#### Written problem:
Copy each line below without leaving any out.

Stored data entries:
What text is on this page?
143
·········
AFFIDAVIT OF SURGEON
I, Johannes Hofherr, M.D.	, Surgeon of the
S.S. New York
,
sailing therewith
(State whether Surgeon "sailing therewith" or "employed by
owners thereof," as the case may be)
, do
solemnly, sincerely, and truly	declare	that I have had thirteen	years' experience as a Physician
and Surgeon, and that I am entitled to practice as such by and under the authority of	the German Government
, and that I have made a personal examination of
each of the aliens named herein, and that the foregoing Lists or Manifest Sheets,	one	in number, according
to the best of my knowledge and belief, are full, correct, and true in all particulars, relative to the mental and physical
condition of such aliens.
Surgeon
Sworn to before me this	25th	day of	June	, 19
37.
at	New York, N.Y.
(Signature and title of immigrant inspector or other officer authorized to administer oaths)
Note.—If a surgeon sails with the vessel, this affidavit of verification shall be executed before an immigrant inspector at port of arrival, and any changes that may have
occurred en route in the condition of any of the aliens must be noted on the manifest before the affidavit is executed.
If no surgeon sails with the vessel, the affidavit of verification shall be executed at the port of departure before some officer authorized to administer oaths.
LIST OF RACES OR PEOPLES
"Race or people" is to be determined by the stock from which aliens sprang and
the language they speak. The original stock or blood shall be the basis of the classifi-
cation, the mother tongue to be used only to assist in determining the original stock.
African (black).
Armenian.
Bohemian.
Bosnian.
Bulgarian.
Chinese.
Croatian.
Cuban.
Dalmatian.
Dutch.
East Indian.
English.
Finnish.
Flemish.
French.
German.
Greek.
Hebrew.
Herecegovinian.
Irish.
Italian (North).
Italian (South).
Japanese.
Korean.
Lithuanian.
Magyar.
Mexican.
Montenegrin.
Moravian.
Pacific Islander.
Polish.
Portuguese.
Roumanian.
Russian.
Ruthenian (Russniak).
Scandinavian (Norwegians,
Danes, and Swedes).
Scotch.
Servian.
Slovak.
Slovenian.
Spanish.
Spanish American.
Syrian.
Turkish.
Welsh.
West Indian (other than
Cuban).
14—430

#### Full output:
What text is on this page?
143
·········
AFFIDAVIT OF SURGEON
I, Johannes Hofherr, M.D.	, Surgeon of the
S.S. New York
,
sailing therewith
(State whether Surgeon "sailing therewith" or "employed by
owners thereof," as the case may be)
, do
solemnly, sincerely, and truly	declare	that I have had thirteen	years' experience as a Physician
and Surgeon, and that I am entitled to practice as such by and under the authority of	the German Government
, and that I have made a personal examination of
each of the aliens named herein, and that the foregoing Lists or Manifest Sheets,	one	in number, according
to the best of my knowledge and belief, are full, correct, and true in all particulars, relative to the mental and physical
condition of such aliens.
Surgeon
Sworn to before me this	25th	day of	June	, 19
37.
at	New York, N.Y.
(Signature and title of immigrant inspector or other officer authorized to administer oaths)
Note.—If a surgeon sails with the vessel, this affidavit of verification shall be executed before an immigrant inspector at port of arrival, and any changes that may have
occurred en route in the condition of any of the aliens must be noted on the manifest before the affidavit is executed.
If no surgeon sails with the vessel, the affidavit of verification shall be executed at the port of departure before some officer authorized to administer oaths.
LIST OF RACES OR PEOPLES
"Race or people" is to be determined by the stock from which aliens sprang and
the language they speak. The original stock or blood shall be the basis of the classifi-
cation, the mother tongue to be used only to assist in determining the original stock.
African (black).
Armenian.
Bohemian.
Bosnian.
Bulgarian.
Chinese.
Croatian.
Cuban.
Dalmatian.
Dutch.
East Indian.
English.
Finnish.
Flemish.
French.
German.
Greek.
Hebrew.
Herecegovinian.
Irish.
Italian (North).
Italian (South).
Japanese.
Korean.
Lithuanian.
Magyar.
Mexican.
Montenegrin.
Moravian.
Pacific Islander.
Polish.
Portuguese.
Roumanian.
Russian.
Ruthenian (Russniak).
Scandinavian (Norwegians,
Danes, and Swedes).
Scotch.
Servian.
Slovak.
Slovenian.
Spanish.
Spanish American.
Syrian.
Turkish.
Welsh.
West Indian (other than
Cuban).
14—430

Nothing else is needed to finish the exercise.